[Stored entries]
__________________________________________________

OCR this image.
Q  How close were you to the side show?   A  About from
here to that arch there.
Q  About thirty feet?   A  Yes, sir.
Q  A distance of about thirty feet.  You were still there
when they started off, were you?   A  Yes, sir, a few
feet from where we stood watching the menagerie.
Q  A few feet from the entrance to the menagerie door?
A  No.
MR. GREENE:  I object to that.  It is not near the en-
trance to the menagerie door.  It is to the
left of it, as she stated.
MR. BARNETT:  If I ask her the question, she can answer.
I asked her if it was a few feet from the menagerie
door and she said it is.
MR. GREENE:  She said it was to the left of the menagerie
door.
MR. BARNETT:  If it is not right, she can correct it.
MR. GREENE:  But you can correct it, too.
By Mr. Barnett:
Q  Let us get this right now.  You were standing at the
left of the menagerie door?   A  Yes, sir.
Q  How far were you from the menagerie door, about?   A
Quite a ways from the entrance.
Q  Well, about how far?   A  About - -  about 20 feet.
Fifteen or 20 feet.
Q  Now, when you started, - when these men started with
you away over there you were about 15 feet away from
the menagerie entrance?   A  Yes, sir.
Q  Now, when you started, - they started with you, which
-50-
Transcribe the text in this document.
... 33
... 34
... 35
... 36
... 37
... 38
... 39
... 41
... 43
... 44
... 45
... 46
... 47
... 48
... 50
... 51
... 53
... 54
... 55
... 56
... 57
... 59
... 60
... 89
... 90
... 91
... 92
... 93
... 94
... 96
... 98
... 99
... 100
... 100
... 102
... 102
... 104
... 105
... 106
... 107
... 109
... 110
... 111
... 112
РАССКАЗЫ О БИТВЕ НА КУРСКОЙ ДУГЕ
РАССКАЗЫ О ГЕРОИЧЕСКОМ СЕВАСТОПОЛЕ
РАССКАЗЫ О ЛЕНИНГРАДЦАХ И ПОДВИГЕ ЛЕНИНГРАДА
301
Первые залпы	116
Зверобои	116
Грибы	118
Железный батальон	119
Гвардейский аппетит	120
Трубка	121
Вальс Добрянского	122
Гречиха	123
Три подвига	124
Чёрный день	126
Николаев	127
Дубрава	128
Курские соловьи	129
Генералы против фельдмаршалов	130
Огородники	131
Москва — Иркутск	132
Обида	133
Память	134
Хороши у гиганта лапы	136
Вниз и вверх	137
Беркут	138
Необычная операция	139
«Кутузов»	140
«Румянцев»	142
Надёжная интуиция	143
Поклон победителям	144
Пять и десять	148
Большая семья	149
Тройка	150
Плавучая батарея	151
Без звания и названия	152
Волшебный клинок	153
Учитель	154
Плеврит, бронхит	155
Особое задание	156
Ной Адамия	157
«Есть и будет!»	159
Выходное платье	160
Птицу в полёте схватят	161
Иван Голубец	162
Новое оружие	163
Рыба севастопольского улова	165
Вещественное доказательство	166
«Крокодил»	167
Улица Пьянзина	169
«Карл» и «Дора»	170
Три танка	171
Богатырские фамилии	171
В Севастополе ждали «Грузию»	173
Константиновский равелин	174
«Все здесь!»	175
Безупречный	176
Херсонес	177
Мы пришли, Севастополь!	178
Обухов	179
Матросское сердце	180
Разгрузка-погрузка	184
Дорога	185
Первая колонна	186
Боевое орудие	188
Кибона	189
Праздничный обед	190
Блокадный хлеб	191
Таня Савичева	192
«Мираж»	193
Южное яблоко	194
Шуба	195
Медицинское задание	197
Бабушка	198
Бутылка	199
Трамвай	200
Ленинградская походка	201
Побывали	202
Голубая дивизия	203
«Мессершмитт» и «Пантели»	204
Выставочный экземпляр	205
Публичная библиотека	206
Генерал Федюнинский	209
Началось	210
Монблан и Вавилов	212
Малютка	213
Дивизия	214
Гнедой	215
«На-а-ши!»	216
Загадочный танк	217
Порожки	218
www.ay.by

__________________________________________________

» REQUEST: Return all lines with the word "from" in them.

» RESPONSE:
Q  How close were you to the side show?   A  About from
feet from where we stood watching the menagerie.
Q  A few feet from the entrance to the menagerie door?
I asked her if it was a few feet from the menagerie
Q  How far were you from the menagerie door, about?   A
Quite a ways from the entrance.
you away over there you were about 15 feet away from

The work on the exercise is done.